--- Start SUPPLIED INFORMATION ---

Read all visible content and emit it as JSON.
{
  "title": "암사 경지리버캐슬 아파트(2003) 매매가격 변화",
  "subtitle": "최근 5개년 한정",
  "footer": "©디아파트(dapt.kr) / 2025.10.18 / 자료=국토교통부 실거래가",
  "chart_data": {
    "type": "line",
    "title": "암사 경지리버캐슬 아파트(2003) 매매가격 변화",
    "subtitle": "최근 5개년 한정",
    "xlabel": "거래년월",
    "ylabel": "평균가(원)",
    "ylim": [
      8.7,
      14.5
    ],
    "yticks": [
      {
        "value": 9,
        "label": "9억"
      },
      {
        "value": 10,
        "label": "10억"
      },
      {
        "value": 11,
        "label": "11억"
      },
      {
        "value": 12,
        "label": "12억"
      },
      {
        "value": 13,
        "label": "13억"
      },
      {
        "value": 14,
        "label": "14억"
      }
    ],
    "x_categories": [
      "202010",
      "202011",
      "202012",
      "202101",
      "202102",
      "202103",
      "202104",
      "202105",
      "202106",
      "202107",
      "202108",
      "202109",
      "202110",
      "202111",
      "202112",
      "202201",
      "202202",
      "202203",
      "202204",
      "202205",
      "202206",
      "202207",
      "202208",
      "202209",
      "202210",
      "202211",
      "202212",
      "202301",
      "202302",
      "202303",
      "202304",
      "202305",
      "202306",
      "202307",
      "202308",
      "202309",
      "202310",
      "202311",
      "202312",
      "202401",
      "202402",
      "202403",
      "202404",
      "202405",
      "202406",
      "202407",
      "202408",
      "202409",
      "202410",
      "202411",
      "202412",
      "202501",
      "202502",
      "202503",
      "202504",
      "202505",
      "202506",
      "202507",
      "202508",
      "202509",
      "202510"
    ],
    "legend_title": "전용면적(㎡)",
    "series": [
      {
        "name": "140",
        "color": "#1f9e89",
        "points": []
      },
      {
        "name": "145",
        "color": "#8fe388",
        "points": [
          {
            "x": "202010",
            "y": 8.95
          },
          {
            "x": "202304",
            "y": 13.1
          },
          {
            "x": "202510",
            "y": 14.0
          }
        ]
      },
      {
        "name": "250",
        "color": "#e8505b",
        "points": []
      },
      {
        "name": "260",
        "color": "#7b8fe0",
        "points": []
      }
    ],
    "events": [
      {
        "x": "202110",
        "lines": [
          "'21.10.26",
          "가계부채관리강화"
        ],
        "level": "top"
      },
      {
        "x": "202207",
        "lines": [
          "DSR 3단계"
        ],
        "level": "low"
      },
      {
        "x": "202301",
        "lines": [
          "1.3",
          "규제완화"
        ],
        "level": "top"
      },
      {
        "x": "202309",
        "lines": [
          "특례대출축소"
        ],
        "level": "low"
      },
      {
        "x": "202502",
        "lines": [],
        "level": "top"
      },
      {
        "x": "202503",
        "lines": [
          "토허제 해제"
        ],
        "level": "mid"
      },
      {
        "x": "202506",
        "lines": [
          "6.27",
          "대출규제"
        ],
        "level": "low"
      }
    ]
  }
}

--- End SUPPLIED INFORMATION ---

◆ THE PROBLEM
Select from the material above each line in which the string "경지리버캐슬" appears, and list those lines.

◆ EXERCISE RESULT
  "title": "암사 경지리버캐슬 아파트(2003) 매매가격 변화",
    "title": "암사 경지리버캐슬 아파트(2003) 매매가격 변화",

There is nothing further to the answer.